### Task set
**1.** In the forum thread, what is the maximum amount of memory the EL1852G-52w supports?
**2.** Reproduce the forum thread word for word from "Also, from what" to "change the case?".
**3.** According to the forum thread, why does the machine need a low-profile graphics card and a TFX style power supply?

Wrench is correct. It is a slim model; requires a low-profile graphics card and TFX style power supply. 

Also, from what I can tell from research, the EL1852G-52w supports a maximum of 4 GB memory (2 x 2GB kit)


----------



## toothman

*Re: Upgrading my Emachines*

Keep the RAM, change the case?

case - COOLER MASTER Elite 430 RC-430-KWN1 Black Steel / Plastic Computer Case - Newegg.com
GPU - SAPPHIRE 100358L Radeon HD 7770 GHz Edition 1GB 128-bit GDDR5 PCI Express 3.0 x16 CrossFireX Support Video Card - Newegg.com
PSU - XFX Core Edition PRO550W (P1-550S-XXB9) 550W ATX12V 2.2 & ESP12V 2.91 SLI Ready CrossFire Ready 80 PLUS BRONZE Certified Active PFC Power Supply - Newegg.com


----------



## Echs

*Re: Upgrading my Emachines*

I put the board in a new case also from emachines i dunno whatg kind of tower it was, but anything suggestions in those regards would be nice. The slim powersupply is in there, but it's Jerry rigged to stay in place. It runs a bit cooler, and the power supply info you asked for is below. 
the Label for it is Liteon and the serial number is 00394724 
the model number is PS-5221-9ab


----------



## Tyree

*Re: Upgrading my Emachines*

That's a very poor quality 220W PSU. You want to be at 520W minimum for a 650 ti with a good quality PSU. SeaSonic and XFX are top quality.


----------



## Echs

*Re: Upgrading my Emachines*

I figured, haha. So who should I be going with? Mind you, 250 budget. Also, If It's not too much to ask, outside of the 250 budget I need a higher quality mic, no thousand dollar ones haha, like a snowball, but a bit cheaper.

### Material
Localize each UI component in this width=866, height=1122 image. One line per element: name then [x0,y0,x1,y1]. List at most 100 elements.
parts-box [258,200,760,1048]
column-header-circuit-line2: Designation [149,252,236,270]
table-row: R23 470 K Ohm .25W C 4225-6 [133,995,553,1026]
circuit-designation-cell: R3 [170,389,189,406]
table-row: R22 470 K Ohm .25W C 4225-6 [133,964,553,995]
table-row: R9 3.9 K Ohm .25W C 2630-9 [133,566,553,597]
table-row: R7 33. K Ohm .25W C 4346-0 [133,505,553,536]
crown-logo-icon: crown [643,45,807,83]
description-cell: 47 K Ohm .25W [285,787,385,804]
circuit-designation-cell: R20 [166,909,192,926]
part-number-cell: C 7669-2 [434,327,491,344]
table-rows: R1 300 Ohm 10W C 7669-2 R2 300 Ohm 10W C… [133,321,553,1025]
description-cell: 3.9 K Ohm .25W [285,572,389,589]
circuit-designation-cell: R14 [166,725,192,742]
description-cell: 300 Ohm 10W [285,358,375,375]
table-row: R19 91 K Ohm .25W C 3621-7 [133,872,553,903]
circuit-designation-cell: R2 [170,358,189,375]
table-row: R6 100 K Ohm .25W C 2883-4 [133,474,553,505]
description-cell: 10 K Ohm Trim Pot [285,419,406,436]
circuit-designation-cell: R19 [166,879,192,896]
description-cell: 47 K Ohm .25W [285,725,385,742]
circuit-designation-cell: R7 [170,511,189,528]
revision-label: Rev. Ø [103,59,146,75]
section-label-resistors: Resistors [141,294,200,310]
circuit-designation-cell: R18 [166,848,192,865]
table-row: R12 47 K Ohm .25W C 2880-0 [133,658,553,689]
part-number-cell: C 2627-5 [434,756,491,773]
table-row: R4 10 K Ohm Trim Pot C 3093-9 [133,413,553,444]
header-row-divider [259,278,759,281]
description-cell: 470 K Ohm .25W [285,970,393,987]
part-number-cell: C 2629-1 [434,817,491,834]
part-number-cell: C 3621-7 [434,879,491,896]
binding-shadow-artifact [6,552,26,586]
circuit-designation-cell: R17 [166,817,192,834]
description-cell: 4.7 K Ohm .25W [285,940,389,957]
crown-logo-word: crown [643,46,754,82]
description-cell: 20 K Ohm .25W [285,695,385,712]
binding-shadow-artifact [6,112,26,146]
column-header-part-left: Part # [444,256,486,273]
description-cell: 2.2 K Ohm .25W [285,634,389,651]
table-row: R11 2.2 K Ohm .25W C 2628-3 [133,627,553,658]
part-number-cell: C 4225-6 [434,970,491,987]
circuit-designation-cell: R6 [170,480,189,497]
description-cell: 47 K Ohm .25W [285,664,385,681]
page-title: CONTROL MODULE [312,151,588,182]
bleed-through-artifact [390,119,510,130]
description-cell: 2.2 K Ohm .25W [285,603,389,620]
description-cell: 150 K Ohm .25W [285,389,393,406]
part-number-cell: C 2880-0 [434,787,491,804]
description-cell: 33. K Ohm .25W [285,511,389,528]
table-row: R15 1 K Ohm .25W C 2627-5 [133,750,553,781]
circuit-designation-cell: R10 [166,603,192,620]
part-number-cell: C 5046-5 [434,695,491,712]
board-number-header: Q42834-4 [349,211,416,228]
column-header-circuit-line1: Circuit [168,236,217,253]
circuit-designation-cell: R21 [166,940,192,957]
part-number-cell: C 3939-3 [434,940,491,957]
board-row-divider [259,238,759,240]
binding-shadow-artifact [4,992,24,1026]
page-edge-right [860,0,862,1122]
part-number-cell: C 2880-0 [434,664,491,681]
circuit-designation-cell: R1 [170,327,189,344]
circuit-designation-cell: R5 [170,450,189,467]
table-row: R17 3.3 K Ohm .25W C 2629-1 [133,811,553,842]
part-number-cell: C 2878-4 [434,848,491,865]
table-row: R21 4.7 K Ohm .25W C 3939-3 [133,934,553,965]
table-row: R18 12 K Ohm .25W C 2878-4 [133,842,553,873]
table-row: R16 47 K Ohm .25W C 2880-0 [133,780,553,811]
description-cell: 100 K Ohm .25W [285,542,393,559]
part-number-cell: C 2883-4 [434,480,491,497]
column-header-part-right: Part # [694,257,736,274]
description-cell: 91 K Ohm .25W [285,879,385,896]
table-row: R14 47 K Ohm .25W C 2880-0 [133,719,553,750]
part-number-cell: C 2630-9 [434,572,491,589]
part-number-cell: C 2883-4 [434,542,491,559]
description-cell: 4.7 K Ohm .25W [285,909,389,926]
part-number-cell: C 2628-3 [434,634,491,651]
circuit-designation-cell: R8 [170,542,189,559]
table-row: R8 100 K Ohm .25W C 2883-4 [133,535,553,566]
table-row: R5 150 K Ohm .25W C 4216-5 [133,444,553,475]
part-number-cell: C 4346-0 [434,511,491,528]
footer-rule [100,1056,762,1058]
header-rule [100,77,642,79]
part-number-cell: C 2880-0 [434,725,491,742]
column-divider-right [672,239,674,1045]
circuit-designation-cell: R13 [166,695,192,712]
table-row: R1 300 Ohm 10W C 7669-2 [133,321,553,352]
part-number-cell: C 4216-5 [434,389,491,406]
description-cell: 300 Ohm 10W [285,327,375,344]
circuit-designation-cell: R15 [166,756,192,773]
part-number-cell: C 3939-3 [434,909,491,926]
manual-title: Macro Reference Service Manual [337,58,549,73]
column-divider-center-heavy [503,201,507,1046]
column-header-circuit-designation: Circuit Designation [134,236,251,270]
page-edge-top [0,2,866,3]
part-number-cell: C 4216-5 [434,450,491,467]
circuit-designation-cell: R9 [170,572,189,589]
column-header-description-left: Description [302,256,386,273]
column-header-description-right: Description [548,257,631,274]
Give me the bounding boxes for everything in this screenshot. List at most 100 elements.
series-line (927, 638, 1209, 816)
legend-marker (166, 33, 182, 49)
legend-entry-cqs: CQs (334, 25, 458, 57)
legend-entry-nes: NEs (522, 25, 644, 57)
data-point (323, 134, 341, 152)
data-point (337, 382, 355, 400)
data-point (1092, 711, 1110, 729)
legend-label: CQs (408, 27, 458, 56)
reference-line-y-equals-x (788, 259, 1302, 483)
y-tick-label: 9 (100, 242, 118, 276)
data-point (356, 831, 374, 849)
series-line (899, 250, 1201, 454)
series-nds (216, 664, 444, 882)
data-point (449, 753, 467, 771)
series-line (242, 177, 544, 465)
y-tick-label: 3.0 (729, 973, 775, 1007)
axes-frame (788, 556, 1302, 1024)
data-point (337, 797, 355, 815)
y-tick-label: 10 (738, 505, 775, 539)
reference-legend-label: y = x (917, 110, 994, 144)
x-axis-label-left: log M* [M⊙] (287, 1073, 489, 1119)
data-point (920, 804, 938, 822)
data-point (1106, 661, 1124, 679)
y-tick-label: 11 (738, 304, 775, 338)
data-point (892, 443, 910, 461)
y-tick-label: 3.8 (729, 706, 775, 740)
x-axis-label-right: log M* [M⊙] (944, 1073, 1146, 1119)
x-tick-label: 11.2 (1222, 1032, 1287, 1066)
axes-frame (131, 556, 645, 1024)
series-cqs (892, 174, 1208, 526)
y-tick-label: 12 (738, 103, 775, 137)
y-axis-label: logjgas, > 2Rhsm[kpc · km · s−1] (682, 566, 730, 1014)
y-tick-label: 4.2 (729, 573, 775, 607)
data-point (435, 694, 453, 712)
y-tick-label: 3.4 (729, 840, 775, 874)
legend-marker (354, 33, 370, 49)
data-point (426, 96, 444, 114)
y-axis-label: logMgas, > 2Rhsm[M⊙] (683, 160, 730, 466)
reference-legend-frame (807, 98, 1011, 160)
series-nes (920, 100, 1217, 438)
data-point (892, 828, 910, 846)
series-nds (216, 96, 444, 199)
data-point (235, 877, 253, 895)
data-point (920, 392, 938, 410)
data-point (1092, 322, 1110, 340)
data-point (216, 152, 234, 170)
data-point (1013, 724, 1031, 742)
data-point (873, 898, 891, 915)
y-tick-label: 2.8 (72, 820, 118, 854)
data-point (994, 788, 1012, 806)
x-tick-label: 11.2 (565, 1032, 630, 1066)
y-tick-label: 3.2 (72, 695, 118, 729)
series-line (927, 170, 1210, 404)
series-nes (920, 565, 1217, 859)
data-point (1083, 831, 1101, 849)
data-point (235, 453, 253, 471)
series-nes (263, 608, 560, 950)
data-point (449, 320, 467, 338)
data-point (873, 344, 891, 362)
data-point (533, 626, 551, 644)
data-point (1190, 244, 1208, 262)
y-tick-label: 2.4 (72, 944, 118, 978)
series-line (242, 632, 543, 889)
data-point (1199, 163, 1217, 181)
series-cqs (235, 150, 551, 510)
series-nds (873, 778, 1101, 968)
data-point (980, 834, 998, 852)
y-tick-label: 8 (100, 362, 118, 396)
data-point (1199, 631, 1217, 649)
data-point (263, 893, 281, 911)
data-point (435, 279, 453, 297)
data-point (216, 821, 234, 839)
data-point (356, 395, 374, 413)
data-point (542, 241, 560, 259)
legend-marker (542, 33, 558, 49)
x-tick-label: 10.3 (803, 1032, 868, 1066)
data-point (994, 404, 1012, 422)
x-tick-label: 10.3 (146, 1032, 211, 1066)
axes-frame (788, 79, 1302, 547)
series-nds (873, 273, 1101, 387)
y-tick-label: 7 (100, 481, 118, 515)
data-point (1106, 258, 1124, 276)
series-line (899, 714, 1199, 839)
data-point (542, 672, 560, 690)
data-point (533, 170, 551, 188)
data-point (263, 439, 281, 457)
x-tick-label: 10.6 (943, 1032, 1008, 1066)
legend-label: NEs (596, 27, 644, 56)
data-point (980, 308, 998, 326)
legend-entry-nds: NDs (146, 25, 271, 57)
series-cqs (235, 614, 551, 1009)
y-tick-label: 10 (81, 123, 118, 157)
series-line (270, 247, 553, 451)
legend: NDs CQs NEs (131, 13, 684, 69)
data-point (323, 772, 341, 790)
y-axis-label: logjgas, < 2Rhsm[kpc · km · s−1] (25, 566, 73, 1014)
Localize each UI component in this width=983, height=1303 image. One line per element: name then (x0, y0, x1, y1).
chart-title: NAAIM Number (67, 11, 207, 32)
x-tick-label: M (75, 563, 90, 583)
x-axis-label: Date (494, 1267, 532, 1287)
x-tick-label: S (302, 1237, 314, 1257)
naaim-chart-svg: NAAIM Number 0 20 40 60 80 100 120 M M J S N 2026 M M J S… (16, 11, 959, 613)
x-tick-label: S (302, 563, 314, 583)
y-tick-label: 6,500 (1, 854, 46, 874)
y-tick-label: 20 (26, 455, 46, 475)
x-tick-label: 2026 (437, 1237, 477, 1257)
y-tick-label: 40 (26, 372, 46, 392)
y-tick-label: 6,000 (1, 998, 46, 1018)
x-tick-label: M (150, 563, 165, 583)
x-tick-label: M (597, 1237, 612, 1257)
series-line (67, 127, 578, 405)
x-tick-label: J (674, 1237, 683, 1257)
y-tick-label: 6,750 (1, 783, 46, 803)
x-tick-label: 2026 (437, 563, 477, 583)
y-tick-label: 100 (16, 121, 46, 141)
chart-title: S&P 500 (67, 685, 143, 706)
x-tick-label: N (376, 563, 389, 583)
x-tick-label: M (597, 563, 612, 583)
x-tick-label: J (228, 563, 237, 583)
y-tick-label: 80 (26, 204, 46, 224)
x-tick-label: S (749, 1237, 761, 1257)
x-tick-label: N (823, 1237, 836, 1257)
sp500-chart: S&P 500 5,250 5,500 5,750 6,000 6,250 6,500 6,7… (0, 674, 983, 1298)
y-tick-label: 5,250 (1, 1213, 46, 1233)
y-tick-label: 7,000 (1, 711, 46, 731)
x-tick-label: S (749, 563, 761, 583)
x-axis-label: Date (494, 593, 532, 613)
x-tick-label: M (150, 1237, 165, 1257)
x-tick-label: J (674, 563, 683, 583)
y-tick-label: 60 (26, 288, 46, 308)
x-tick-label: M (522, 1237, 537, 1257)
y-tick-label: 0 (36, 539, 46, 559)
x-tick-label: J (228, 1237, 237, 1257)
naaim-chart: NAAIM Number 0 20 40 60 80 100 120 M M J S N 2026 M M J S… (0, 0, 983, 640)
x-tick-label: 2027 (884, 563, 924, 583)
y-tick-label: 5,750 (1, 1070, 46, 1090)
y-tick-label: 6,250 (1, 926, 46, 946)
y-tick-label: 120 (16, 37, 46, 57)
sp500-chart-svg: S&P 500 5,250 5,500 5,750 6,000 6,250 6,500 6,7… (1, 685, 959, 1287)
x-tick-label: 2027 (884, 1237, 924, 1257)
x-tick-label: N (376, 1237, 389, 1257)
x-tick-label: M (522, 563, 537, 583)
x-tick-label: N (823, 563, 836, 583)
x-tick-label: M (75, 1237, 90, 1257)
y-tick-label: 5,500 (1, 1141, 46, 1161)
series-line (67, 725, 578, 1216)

### Full solutions
**1.** It supports a maximum of 4 GB of memory (a 2 x 2GB kit).

**2.**
Also, from what I can tell from research, the EL1852G-52w supports a maximum of 4 GB memory (2 x 2GB kit)


----------



## toothman

*Re: Upgrading my Emachines*

Keep the RAM, change the case?

**3.** The machine needs those parts because it is a slim model.